**Goal**
Copy nothing before the line that contains "Extract the structured"; from there, transcribe each line exactly through the end of the material, omitting pictures.

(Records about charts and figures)
——

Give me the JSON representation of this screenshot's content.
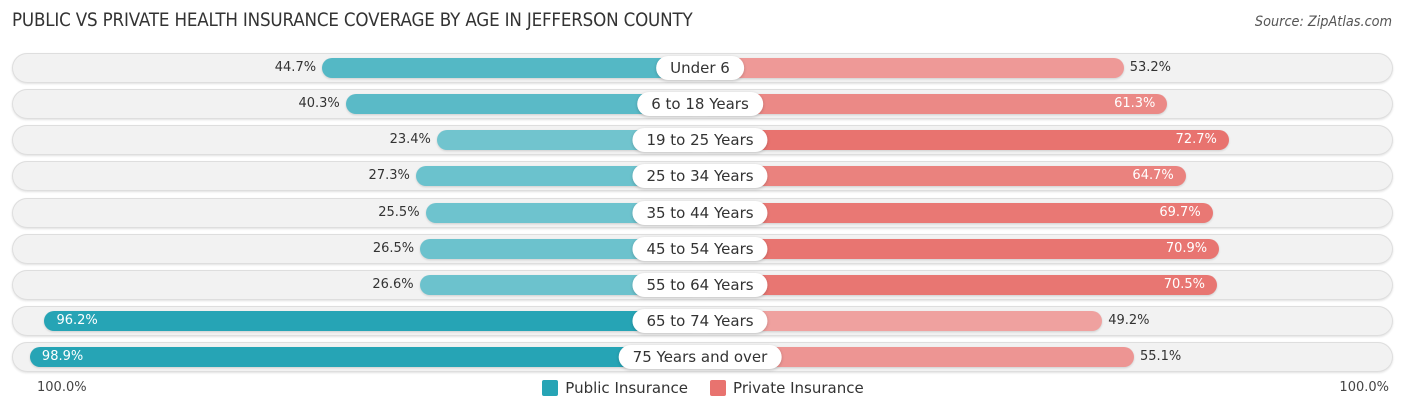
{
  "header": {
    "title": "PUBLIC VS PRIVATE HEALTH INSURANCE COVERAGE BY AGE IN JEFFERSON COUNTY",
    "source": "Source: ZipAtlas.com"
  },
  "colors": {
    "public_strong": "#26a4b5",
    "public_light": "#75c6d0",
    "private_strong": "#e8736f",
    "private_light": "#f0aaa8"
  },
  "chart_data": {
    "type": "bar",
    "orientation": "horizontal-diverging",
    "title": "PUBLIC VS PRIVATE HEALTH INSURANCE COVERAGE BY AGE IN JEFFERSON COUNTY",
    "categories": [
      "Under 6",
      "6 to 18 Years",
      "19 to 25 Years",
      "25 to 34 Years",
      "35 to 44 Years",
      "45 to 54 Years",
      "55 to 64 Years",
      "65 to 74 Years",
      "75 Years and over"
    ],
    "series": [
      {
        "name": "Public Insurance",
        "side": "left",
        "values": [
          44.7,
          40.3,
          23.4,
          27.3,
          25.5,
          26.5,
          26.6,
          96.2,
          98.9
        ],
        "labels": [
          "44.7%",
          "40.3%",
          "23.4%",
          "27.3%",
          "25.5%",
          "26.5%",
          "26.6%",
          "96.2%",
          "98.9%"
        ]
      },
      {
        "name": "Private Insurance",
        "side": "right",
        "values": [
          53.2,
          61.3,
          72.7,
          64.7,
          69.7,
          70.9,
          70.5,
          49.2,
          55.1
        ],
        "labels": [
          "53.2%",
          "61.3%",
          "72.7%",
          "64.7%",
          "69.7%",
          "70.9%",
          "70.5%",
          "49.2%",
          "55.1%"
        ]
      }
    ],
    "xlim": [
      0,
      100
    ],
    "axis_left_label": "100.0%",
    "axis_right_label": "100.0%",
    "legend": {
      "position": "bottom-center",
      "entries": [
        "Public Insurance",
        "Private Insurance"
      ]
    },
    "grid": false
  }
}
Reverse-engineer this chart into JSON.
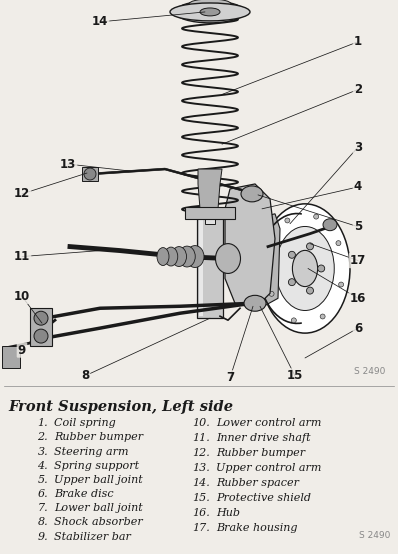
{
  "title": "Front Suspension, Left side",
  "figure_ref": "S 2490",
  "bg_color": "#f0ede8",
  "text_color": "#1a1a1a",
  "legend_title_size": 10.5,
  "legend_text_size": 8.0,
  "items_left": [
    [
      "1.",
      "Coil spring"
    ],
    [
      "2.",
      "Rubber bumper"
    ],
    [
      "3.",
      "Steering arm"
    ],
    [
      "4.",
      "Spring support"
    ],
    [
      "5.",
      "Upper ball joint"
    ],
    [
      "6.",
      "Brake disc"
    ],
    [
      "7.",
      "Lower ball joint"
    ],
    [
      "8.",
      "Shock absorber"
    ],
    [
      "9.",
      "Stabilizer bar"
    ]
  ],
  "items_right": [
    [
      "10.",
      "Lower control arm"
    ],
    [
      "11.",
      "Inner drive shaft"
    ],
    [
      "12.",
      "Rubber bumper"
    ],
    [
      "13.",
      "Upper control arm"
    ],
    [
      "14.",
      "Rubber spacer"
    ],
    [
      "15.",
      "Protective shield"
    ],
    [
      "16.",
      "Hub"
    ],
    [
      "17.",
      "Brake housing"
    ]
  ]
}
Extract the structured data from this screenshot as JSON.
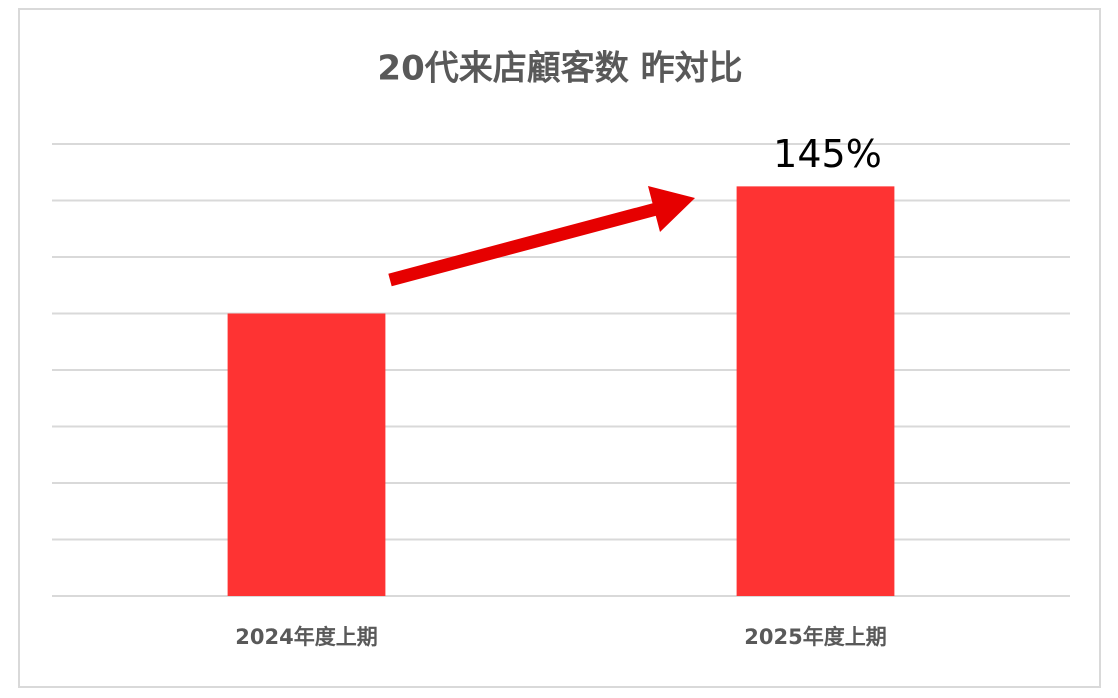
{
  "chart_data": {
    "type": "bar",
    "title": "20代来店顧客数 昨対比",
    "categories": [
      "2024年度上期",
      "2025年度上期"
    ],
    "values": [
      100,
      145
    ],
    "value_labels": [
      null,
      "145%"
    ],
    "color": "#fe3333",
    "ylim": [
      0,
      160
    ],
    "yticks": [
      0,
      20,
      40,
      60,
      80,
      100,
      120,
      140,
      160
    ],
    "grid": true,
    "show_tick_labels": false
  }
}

——

**Reply to the exercise**
Extract the structured data from this screenshot as JSON.
{
  "chart_data": {
    "type": "bar",
    "title": "20代来店顧客数 昨対比",
    "categories": [
      "2024年度上期",
      "2025年度上期"
    ],
    "values": [
      100,
      145
    ],
    "value_labels": [
      null,
      "145%"
    ],
    "color": "#fe3333",
    "ylim": [
      0,
      160
    ],
    "yticks": [
      0,
      20,
      40,
      60,
      80,
      100,
      120,
      140,
      160
    ],
    "grid": true,
    "show_tick_labels": false
  }
}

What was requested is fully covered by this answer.